In the entries below, count every line containing "from". Return the number and nothing else.

▸ **Record set**
.....

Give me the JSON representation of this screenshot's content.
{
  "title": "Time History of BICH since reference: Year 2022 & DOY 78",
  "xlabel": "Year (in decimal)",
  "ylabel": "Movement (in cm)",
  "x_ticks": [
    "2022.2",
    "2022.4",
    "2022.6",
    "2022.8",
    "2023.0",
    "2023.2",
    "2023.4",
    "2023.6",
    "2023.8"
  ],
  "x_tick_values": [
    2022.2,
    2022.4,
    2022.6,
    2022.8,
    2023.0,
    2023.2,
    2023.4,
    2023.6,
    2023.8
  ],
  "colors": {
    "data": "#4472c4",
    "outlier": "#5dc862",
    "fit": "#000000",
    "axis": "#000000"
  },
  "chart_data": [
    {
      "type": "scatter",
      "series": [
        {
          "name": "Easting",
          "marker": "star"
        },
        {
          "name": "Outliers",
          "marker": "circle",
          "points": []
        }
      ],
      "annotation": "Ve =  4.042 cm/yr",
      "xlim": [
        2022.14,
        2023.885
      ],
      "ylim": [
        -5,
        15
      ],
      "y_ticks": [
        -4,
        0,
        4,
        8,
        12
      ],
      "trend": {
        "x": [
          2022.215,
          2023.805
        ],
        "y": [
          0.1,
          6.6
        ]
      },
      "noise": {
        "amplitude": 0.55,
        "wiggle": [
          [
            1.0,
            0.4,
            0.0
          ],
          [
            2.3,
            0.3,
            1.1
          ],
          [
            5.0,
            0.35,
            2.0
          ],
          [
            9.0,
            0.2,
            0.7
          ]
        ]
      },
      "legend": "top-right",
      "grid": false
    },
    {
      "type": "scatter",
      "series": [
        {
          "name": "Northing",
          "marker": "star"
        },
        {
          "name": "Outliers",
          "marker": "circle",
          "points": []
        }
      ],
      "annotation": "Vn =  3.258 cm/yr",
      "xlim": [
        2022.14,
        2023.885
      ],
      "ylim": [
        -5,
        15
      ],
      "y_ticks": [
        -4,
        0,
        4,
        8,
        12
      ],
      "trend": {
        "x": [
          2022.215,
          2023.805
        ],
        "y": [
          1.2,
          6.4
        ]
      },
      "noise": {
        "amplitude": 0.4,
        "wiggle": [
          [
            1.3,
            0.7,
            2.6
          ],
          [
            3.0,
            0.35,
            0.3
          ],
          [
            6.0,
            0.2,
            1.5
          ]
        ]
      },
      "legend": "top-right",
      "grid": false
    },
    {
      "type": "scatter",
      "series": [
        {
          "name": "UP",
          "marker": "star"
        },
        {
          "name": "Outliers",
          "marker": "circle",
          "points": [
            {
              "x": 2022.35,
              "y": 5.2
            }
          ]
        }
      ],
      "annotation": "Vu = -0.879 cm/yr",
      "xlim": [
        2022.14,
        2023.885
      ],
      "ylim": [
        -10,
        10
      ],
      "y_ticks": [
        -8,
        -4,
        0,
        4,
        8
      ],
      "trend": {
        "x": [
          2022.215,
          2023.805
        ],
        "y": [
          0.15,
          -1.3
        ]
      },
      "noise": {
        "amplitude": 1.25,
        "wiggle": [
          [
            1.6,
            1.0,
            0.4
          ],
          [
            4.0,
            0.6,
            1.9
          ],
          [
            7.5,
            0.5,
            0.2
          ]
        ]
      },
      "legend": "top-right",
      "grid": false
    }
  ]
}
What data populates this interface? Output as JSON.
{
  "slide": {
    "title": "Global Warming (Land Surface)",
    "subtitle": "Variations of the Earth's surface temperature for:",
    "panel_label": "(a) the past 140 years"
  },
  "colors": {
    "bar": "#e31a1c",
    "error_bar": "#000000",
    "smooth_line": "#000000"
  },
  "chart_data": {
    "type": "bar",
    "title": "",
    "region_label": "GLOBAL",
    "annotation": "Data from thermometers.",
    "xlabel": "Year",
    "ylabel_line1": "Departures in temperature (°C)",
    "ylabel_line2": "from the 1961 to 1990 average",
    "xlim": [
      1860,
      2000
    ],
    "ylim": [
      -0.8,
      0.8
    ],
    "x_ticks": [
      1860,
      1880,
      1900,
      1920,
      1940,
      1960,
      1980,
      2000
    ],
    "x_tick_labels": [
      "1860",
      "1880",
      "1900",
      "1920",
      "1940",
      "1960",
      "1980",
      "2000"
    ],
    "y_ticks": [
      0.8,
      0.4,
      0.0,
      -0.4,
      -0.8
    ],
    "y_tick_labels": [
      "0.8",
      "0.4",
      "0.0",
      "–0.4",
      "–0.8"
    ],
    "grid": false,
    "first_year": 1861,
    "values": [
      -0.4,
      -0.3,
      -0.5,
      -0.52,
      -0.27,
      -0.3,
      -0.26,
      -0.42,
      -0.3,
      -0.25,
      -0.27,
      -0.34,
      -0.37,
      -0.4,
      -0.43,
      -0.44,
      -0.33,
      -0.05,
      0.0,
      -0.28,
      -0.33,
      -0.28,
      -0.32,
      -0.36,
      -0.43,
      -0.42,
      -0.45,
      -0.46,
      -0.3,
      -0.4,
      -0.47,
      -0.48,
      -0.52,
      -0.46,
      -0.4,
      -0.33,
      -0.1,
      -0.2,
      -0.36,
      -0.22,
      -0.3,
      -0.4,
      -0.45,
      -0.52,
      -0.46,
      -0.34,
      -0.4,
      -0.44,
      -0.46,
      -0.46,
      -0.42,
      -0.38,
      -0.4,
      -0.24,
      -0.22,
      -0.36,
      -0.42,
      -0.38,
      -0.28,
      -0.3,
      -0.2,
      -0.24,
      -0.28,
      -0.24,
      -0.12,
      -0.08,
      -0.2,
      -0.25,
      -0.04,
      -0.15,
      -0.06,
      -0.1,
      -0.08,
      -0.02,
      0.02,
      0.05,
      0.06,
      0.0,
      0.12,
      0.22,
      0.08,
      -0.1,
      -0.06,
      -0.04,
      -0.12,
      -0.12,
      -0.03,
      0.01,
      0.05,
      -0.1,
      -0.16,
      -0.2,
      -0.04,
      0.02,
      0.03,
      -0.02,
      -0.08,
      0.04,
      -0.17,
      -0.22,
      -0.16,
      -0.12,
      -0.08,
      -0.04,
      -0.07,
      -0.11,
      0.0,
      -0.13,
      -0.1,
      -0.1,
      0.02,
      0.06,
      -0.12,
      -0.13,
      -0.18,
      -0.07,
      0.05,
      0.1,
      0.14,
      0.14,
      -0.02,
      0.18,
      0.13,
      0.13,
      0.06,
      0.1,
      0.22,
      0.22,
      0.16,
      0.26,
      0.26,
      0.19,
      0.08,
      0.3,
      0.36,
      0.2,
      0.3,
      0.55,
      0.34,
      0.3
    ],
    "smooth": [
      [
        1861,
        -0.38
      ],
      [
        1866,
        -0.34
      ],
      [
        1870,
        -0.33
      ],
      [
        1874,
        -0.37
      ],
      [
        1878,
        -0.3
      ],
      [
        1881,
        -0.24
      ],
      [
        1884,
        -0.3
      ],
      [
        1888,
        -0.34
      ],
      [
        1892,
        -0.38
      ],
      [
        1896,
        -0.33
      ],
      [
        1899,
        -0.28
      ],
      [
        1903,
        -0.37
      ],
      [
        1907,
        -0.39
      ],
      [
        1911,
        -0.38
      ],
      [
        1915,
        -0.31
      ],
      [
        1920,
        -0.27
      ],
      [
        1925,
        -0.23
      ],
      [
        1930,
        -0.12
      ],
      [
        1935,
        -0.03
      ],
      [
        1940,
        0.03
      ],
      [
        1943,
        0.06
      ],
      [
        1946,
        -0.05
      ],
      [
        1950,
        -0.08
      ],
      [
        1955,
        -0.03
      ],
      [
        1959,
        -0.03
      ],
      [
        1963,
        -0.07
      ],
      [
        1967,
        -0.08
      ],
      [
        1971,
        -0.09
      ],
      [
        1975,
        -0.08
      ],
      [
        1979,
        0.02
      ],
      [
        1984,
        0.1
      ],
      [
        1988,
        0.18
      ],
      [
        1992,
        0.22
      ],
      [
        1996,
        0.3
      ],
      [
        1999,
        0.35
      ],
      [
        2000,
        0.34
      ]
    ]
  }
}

.....

▸ **Complete output**
2